__STATED EXERCISE__: Answer with one number: the count of lines in the listing below that hold the word "Semi".

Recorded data
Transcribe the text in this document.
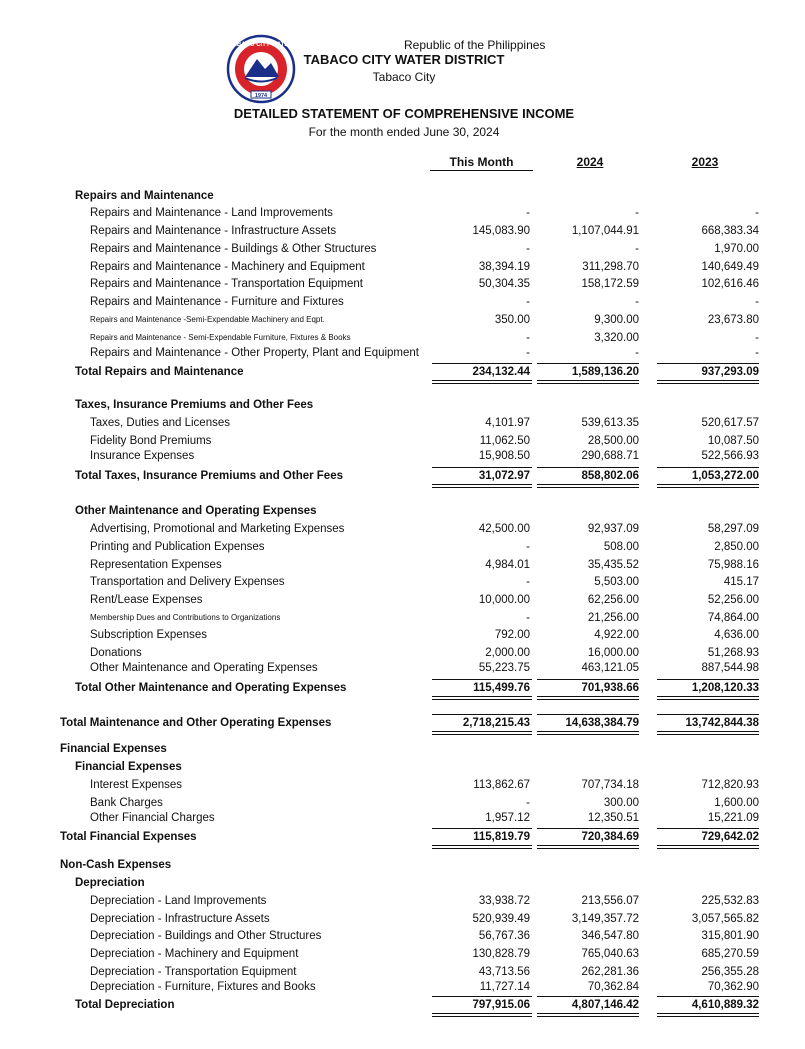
1974
TABACO CITY WATER	Republic of the Philippines
TABACO CITY WATER DISTRICT
Tabaco City
DETAILED STATEMENT OF COMPREHENSIVE INCOME
For the month ended June 30, 2024
This Month	2024	2023
Repairs and Maintenance
Repairs and Maintenance - Land Improvements	-	-	-
Repairs and Maintenance - Infrastructure Assets	145,083.90	1,107,044.91	668,383.34
Repairs and Maintenance - Buildings & Other Structures	-	-	1,970.00
Repairs and Maintenance - Machinery and Equipment	38,394.19	311,298.70	140,649.49
Repairs and Maintenance - Transportation Equipment	50,304.35	158,172.59	102,616.46
Repairs and Maintenance - Furniture and Fixtures	-	-	-
Repairs and Maintenance -Semi-Expendable Machinery and Eqpt.	350.00	9,300.00	23,673.80
Repairs and Maintenance - Semi-Expendable Furniture, Fixtures & Books	-	3,320.00	-
Repairs and Maintenance - Other Property, Plant and Equipment	-	-	-
Total Repairs and Maintenance	234,132.44	1,589,136.20	937,293.09
Taxes, Insurance Premiums and Other Fees
Taxes, Duties and Licenses	4,101.97	539,613.35	520,617.57
Fidelity Bond Premiums	11,062.50	28,500.00	10,087.50
Insurance Expenses	15,908.50	290,688.71	522,566.93
Total Taxes, Insurance Premiums and Other Fees	31,072.97	858,802.06	1,053,272.00
Other Maintenance and Operating Expenses
Advertising, Promotional and Marketing Expenses	42,500.00	92,937.09	58,297.09
Printing and Publication Expenses	-	508.00	2,850.00
Representation Expenses	4,984.01	35,435.52	75,988.16
Transportation and Delivery Expenses	-	5,503.00	415.17
Rent/Lease Expenses	10,000.00	62,256.00	52,256.00
Membership Dues and Contributions to Organizations	-	21,256.00	74,864.00
Subscription Expenses	792.00	4,922.00	4,636.00
Donations	2,000.00	16,000.00	51,268.93
Other Maintenance and Operating Expenses	55,223.75	463,121.05	887,544.98
Total Other Maintenance and Operating Expenses	115,499.76	701,938.66	1,208,120.33
Total Maintenance and Other Operating Expenses	2,718,215.43	14,638,384.79	13,742,844.38
Financial Expenses
Financial Expenses
Interest Expenses	113,862.67	707,734.18	712,820.93
Bank Charges	-	300.00	1,600.00
Other Financial Charges	1,957.12	12,350.51	15,221.09
Total Financial Expenses	115,819.79	720,384.69	729,642.02
Non-Cash Expenses
Depreciation
Depreciation - Land Improvements	33,938.72	213,556.07	225,532.83
Depreciation - Infrastructure Assets	520,939.49	3,149,357.72	3,057,565.82
Depreciation - Buildings and Other Structures	56,767.36	346,547.80	315,801.90
Depreciation - Machinery and Equipment	130,828.79	765,040.63	685,270.59
Depreciation - Transportation Equipment	43,713.56	262,281.36	256,355.28
Depreciation - Furniture, Fixtures and Books	11,727.14	70,362.84	70,362.90
Total Depreciation	797,915.06	4,807,146.42	4,610,889.32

__WORKED ANSWER__: 2